[Begin]
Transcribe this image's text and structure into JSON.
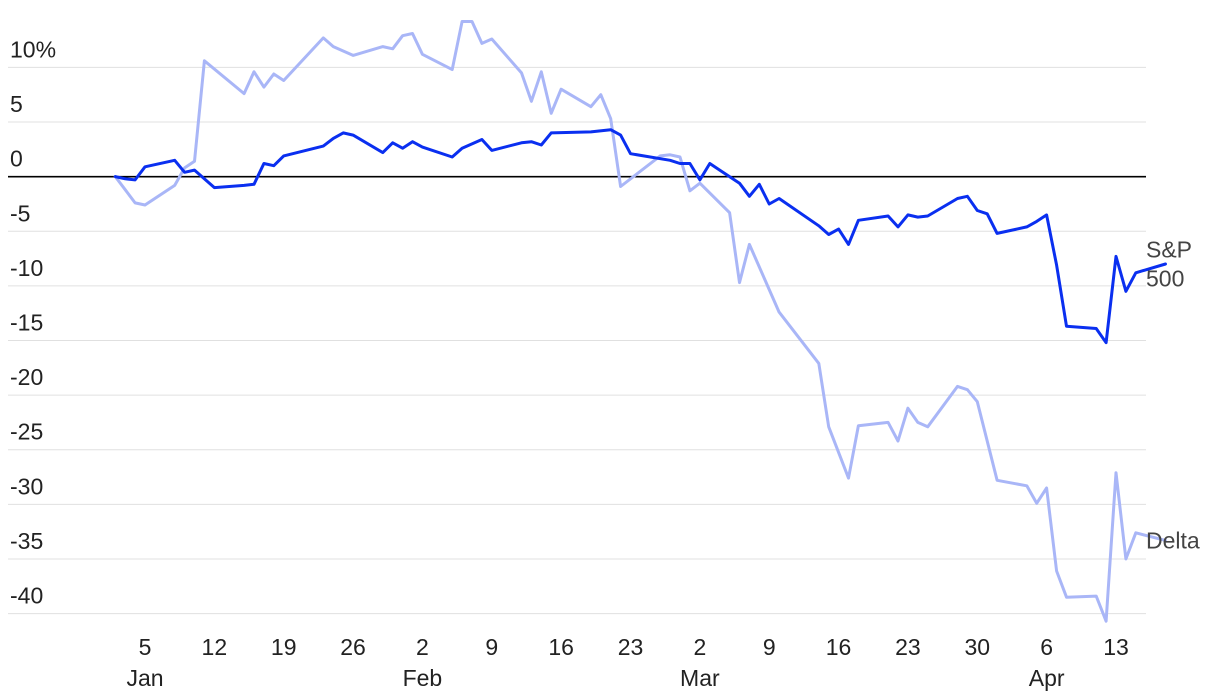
{
  "chart_data": {
    "type": "line",
    "title": "",
    "xlabel": "",
    "ylabel": "",
    "unit_suffix": "%",
    "ylim": [
      -40,
      10
    ],
    "yticks": [
      {
        "value": 10,
        "label": "10%"
      },
      {
        "value": 5,
        "label": "5"
      },
      {
        "value": 0,
        "label": "0"
      },
      {
        "value": -5,
        "label": "-5"
      },
      {
        "value": -10,
        "label": "-10"
      },
      {
        "value": -15,
        "label": "-15"
      },
      {
        "value": -20,
        "label": "-20"
      },
      {
        "value": -25,
        "label": "-25"
      },
      {
        "value": -30,
        "label": "-30"
      },
      {
        "value": -35,
        "label": "-35"
      },
      {
        "value": -40,
        "label": "-40"
      }
    ],
    "xlim": [
      "2025-01-01",
      "2025-04-15"
    ],
    "xticks": [
      {
        "date": "2025-01-05",
        "label": "5",
        "month": "Jan"
      },
      {
        "date": "2025-01-12",
        "label": "12",
        "month": ""
      },
      {
        "date": "2025-01-19",
        "label": "19",
        "month": ""
      },
      {
        "date": "2025-01-26",
        "label": "26",
        "month": ""
      },
      {
        "date": "2025-02-02",
        "label": "2",
        "month": "Feb"
      },
      {
        "date": "2025-02-09",
        "label": "9",
        "month": ""
      },
      {
        "date": "2025-02-16",
        "label": "16",
        "month": ""
      },
      {
        "date": "2025-02-23",
        "label": "23",
        "month": ""
      },
      {
        "date": "2025-03-02",
        "label": "2",
        "month": "Mar"
      },
      {
        "date": "2025-03-09",
        "label": "9",
        "month": ""
      },
      {
        "date": "2025-03-16",
        "label": "16",
        "month": ""
      },
      {
        "date": "2025-03-23",
        "label": "23",
        "month": ""
      },
      {
        "date": "2025-03-30",
        "label": "30",
        "month": ""
      },
      {
        "date": "2025-04-06",
        "label": "6",
        "month": "Apr"
      },
      {
        "date": "2025-04-13",
        "label": "13",
        "month": ""
      }
    ],
    "grid": true,
    "colors": {
      "sp500": "#0a2ff0",
      "delta": "#a9b6f7",
      "grid": "#e0e0e0",
      "zero_line": "#000000"
    },
    "series": [
      {
        "name": "S&P 500",
        "label_lines": [
          "S&P",
          "500"
        ],
        "points": [
          [
            "2025-01-02",
            0
          ],
          [
            "2025-01-03",
            -0.2
          ],
          [
            "2025-01-04",
            -0.3
          ],
          [
            "2025-01-05",
            0.9
          ],
          [
            "2025-01-08",
            1.5
          ],
          [
            "2025-01-09",
            0.4
          ],
          [
            "2025-01-10",
            0.6
          ],
          [
            "2025-01-12",
            -1.0
          ],
          [
            "2025-01-15",
            -0.8
          ],
          [
            "2025-01-16",
            -0.7
          ],
          [
            "2025-01-17",
            1.2
          ],
          [
            "2025-01-18",
            1.0
          ],
          [
            "2025-01-19",
            1.9
          ],
          [
            "2025-01-23",
            2.8
          ],
          [
            "2025-01-24",
            3.5
          ],
          [
            "2025-01-25",
            4.0
          ],
          [
            "2025-01-26",
            3.8
          ],
          [
            "2025-01-29",
            2.2
          ],
          [
            "2025-01-30",
            3.1
          ],
          [
            "2025-01-31",
            2.6
          ],
          [
            "2025-02-01",
            3.2
          ],
          [
            "2025-02-02",
            2.7
          ],
          [
            "2025-02-05",
            1.8
          ],
          [
            "2025-02-06",
            2.6
          ],
          [
            "2025-02-08",
            3.4
          ],
          [
            "2025-02-09",
            2.4
          ],
          [
            "2025-02-12",
            3.1
          ],
          [
            "2025-02-13",
            3.2
          ],
          [
            "2025-02-14",
            2.9
          ],
          [
            "2025-02-15",
            4.0
          ],
          [
            "2025-02-19",
            4.1
          ],
          [
            "2025-02-21",
            4.3
          ],
          [
            "2025-02-22",
            3.8
          ],
          [
            "2025-02-23",
            2.1
          ],
          [
            "2025-02-27",
            1.5
          ],
          [
            "2025-02-28",
            1.2
          ],
          [
            "2025-03-01",
            1.2
          ],
          [
            "2025-03-02",
            -0.3
          ],
          [
            "2025-03-03",
            1.2
          ],
          [
            "2025-03-04",
            0.6
          ],
          [
            "2025-03-06",
            -0.6
          ],
          [
            "2025-03-07",
            -1.8
          ],
          [
            "2025-03-08",
            -0.7
          ],
          [
            "2025-03-09",
            -2.5
          ],
          [
            "2025-03-10",
            -2.0
          ],
          [
            "2025-03-14",
            -4.5
          ],
          [
            "2025-03-15",
            -5.3
          ],
          [
            "2025-03-16",
            -4.8
          ],
          [
            "2025-03-17",
            -6.2
          ],
          [
            "2025-03-18",
            -4.0
          ],
          [
            "2025-03-21",
            -3.6
          ],
          [
            "2025-03-22",
            -4.6
          ],
          [
            "2025-03-23",
            -3.5
          ],
          [
            "2025-03-24",
            -3.7
          ],
          [
            "2025-03-25",
            -3.6
          ],
          [
            "2025-03-28",
            -2.0
          ],
          [
            "2025-03-29",
            -1.8
          ],
          [
            "2025-03-30",
            -3.1
          ],
          [
            "2025-03-31",
            -3.4
          ],
          [
            "2025-04-01",
            -5.2
          ],
          [
            "2025-04-04",
            -4.6
          ],
          [
            "2025-04-05",
            -4.1
          ],
          [
            "2025-04-06",
            -3.5
          ],
          [
            "2025-04-07",
            -8.1
          ],
          [
            "2025-04-08",
            -13.7
          ],
          [
            "2025-04-11",
            -13.9
          ],
          [
            "2025-04-12",
            -15.2
          ],
          [
            "2025-04-13",
            -7.3
          ],
          [
            "2025-04-14",
            -10.5
          ],
          [
            "2025-04-15",
            -8.8
          ],
          [
            "2025-04-18",
            -8.0
          ]
        ]
      },
      {
        "name": "Delta",
        "label_lines": [
          "Delta"
        ],
        "points": [
          [
            "2025-01-02",
            0
          ],
          [
            "2025-01-03",
            -1.2
          ],
          [
            "2025-01-04",
            -2.4
          ],
          [
            "2025-01-05",
            -2.6
          ],
          [
            "2025-01-08",
            -0.8
          ],
          [
            "2025-01-09",
            0.8
          ],
          [
            "2025-01-10",
            1.4
          ],
          [
            "2025-01-11",
            10.6
          ],
          [
            "2025-01-15",
            7.6
          ],
          [
            "2025-01-16",
            9.6
          ],
          [
            "2025-01-17",
            8.2
          ],
          [
            "2025-01-18",
            9.4
          ],
          [
            "2025-01-19",
            8.8
          ],
          [
            "2025-01-23",
            12.7
          ],
          [
            "2025-01-24",
            11.9
          ],
          [
            "2025-01-26",
            11.1
          ],
          [
            "2025-01-29",
            11.9
          ],
          [
            "2025-01-30",
            11.7
          ],
          [
            "2025-01-31",
            12.9
          ],
          [
            "2025-02-01",
            13.1
          ],
          [
            "2025-02-02",
            11.2
          ],
          [
            "2025-02-05",
            9.8
          ],
          [
            "2025-02-06",
            14.2
          ],
          [
            "2025-02-07",
            14.2
          ],
          [
            "2025-02-08",
            12.2
          ],
          [
            "2025-02-09",
            12.6
          ],
          [
            "2025-02-12",
            9.5
          ],
          [
            "2025-02-13",
            6.9
          ],
          [
            "2025-02-14",
            9.6
          ],
          [
            "2025-02-15",
            5.8
          ],
          [
            "2025-02-16",
            8.0
          ],
          [
            "2025-02-19",
            6.4
          ],
          [
            "2025-02-20",
            7.5
          ],
          [
            "2025-02-21",
            5.3
          ],
          [
            "2025-02-22",
            -0.9
          ],
          [
            "2025-02-26",
            1.9
          ],
          [
            "2025-02-27",
            2.0
          ],
          [
            "2025-02-28",
            1.8
          ],
          [
            "2025-03-01",
            -1.3
          ],
          [
            "2025-03-02",
            -0.6
          ],
          [
            "2025-03-05",
            -3.3
          ],
          [
            "2025-03-06",
            -9.7
          ],
          [
            "2025-03-07",
            -6.2
          ],
          [
            "2025-03-10",
            -12.4
          ],
          [
            "2025-03-14",
            -17.1
          ],
          [
            "2025-03-15",
            -22.9
          ],
          [
            "2025-03-17",
            -27.6
          ],
          [
            "2025-03-18",
            -22.8
          ],
          [
            "2025-03-21",
            -22.5
          ],
          [
            "2025-03-22",
            -24.2
          ],
          [
            "2025-03-23",
            -21.2
          ],
          [
            "2025-03-24",
            -22.5
          ],
          [
            "2025-03-25",
            -22.9
          ],
          [
            "2025-03-28",
            -19.2
          ],
          [
            "2025-03-29",
            -19.5
          ],
          [
            "2025-03-30",
            -20.6
          ],
          [
            "2025-03-31",
            -24.2
          ],
          [
            "2025-04-01",
            -27.8
          ],
          [
            "2025-04-04",
            -28.3
          ],
          [
            "2025-04-05",
            -29.9
          ],
          [
            "2025-04-06",
            -28.5
          ],
          [
            "2025-04-07",
            -36.1
          ],
          [
            "2025-04-08",
            -38.5
          ],
          [
            "2025-04-11",
            -38.4
          ],
          [
            "2025-04-12",
            -40.7
          ],
          [
            "2025-04-13",
            -27.1
          ],
          [
            "2025-04-14",
            -35.0
          ],
          [
            "2025-04-15",
            -32.6
          ],
          [
            "2025-04-18",
            -33.3
          ]
        ]
      }
    ]
  }
}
[End]
WRITTEN EXERCISE: Report back each line of the entries that holds the string "value".

SOLUTION TO THIS PROBLEM:
        "value": 10,
        "value": 5,
        "value": 0,
        "value": -5,
        "value": -10,
        "value": -15,
        "value": -20,
        "value": -25,
        "value": -30,
        "value": -35,
        "value": -40,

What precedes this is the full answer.